Brief:
Reproduce the complete listing without any deviation.
# START OF Stored rows
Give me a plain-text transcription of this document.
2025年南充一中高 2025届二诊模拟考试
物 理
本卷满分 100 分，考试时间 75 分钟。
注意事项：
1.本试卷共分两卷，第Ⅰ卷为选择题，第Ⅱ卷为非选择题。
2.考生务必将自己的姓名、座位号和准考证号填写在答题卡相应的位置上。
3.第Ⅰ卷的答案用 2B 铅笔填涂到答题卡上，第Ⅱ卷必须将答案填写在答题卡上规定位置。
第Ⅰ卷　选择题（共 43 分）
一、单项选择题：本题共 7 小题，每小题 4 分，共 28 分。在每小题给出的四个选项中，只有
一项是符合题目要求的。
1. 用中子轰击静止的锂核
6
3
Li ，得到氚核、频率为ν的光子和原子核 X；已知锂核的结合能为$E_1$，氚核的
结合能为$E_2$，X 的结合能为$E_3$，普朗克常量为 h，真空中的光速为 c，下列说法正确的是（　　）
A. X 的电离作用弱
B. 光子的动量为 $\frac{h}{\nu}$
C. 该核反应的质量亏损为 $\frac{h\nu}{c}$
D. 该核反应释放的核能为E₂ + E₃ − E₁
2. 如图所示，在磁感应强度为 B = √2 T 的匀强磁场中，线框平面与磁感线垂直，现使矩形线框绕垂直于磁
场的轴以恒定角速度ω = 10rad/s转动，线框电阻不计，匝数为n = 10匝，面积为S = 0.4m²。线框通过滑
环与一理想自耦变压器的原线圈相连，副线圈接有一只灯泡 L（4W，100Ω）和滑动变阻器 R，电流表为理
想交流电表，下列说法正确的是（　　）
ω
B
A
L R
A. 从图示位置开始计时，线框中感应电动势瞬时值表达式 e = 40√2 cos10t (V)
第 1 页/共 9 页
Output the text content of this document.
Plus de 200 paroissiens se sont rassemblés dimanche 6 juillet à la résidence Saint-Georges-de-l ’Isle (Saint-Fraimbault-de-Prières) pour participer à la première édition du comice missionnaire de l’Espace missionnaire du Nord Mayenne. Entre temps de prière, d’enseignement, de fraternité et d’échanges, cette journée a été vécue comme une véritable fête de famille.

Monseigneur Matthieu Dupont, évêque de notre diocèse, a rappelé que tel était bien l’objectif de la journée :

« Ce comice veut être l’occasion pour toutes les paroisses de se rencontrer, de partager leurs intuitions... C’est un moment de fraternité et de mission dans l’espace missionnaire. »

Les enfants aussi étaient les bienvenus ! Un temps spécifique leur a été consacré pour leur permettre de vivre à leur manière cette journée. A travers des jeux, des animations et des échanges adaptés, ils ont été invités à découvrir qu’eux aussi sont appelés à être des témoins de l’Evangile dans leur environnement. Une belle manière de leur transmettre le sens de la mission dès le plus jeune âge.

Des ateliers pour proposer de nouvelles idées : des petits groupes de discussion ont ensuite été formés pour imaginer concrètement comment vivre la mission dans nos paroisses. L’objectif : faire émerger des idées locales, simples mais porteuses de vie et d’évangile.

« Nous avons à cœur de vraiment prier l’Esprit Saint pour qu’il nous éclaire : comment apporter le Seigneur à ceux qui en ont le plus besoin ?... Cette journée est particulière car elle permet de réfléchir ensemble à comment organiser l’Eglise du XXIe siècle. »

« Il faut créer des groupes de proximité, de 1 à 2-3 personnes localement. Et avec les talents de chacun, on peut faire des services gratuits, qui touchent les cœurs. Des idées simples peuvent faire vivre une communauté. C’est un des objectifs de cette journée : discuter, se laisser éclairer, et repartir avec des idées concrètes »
# END OF Stored rows
Full answer:
Give me a plain-text transcription of this document.
2025年南充一中高 2025届二诊模拟考试
物 理
本卷满分 100 分，考试时间 75 分钟。
注意事项：
1.本试卷共分两卷，第Ⅰ卷为选择题，第Ⅱ卷为非选择题。
2.考生务必将自己的姓名、座位号和准考证号填写在答题卡相应的位置上。
3.第Ⅰ卷的答案用 2B 铅笔填涂到答题卡上，第Ⅱ卷必须将答案填写在答题卡上规定位置。
第Ⅰ卷　选择题（共 43 分）
一、单项选择题：本题共 7 小题，每小题 4 分，共 28 分。在每小题给出的四个选项中，只有
一项是符合题目要求的。
1. 用中子轰击静止的锂核
6
3
Li ，得到氚核、频率为ν的光子和原子核 X；已知锂核的结合能为$E_1$，氚核的
结合能为$E_2$，X 的结合能为$E_3$，普朗克常量为 h，真空中的光速为 c，下列说法正确的是（　　）
A. X 的电离作用弱
B. 光子的动量为 $\frac{h}{\nu}$
C. 该核反应的质量亏损为 $\frac{h\nu}{c}$
D. 该核反应释放的核能为E₂ + E₃ − E₁
2. 如图所示，在磁感应强度为 B = √2 T 的匀强磁场中，线框平面与磁感线垂直，现使矩形线框绕垂直于磁
场的轴以恒定角速度ω = 10rad/s转动，线框电阻不计，匝数为n = 10匝，面积为S = 0.4m²。线框通过滑
环与一理想自耦变压器的原线圈相连，副线圈接有一只灯泡 L（4W，100Ω）和滑动变阻器 R，电流表为理
想交流电表，下列说法正确的是（　　）
ω
B
A
L R
A. 从图示位置开始计时，线框中感应电动势瞬时值表达式 e = 40√2 cos10t (V)
第 1 页/共 9 页
Output the text content of this document.
Plus de 200 paroissiens se sont rassemblés dimanche 6 juillet à la résidence Saint-Georges-de-l ’Isle (Saint-Fraimbault-de-Prières) pour participer à la première édition du comice missionnaire de l’Espace missionnaire du Nord Mayenne. Entre temps de prière, d’enseignement, de fraternité et d’échanges, cette journée a été vécue comme une véritable fête de famille.

Monseigneur Matthieu Dupont, évêque de notre diocèse, a rappelé que tel était bien l’objectif de la journée :

« Ce comice veut être l’occasion pour toutes les paroisses de se rencontrer, de partager leurs intuitions... C’est un moment de fraternité et de mission dans l’espace missionnaire. »

Les enfants aussi étaient les bienvenus ! Un temps spécifique leur a été consacré pour leur permettre de vivre à leur manière cette journée. A travers des jeux, des animations et des échanges adaptés, ils ont été invités à découvrir qu’eux aussi sont appelés à être des témoins de l’Evangile dans leur environnement. Une belle manière de leur transmettre le sens de la mission dès le plus jeune âge.

Des ateliers pour proposer de nouvelles idées : des petits groupes de discussion ont ensuite été formés pour imaginer concrètement comment vivre la mission dans nos paroisses. L’objectif : faire émerger des idées locales, simples mais porteuses de vie et d’évangile.

« Nous avons à cœur de vraiment prier l’Esprit Saint pour qu’il nous éclaire : comment apporter le Seigneur à ceux qui en ont le plus besoin ?... Cette journée est particulière car elle permet de réfléchir ensemble à comment organiser l’Eglise du XXIe siècle. »

« Il faut créer des groupes de proximité, de 1 à 2-3 personnes localement. Et avec les talents de chacun, on peut faire des services gratuits, qui touchent les cœurs. Des idées simples peuvent faire vivre une communauté. C’est un des objectifs de cette journée : discuter, se laisser éclairer, et repartir avec des idées concrètes »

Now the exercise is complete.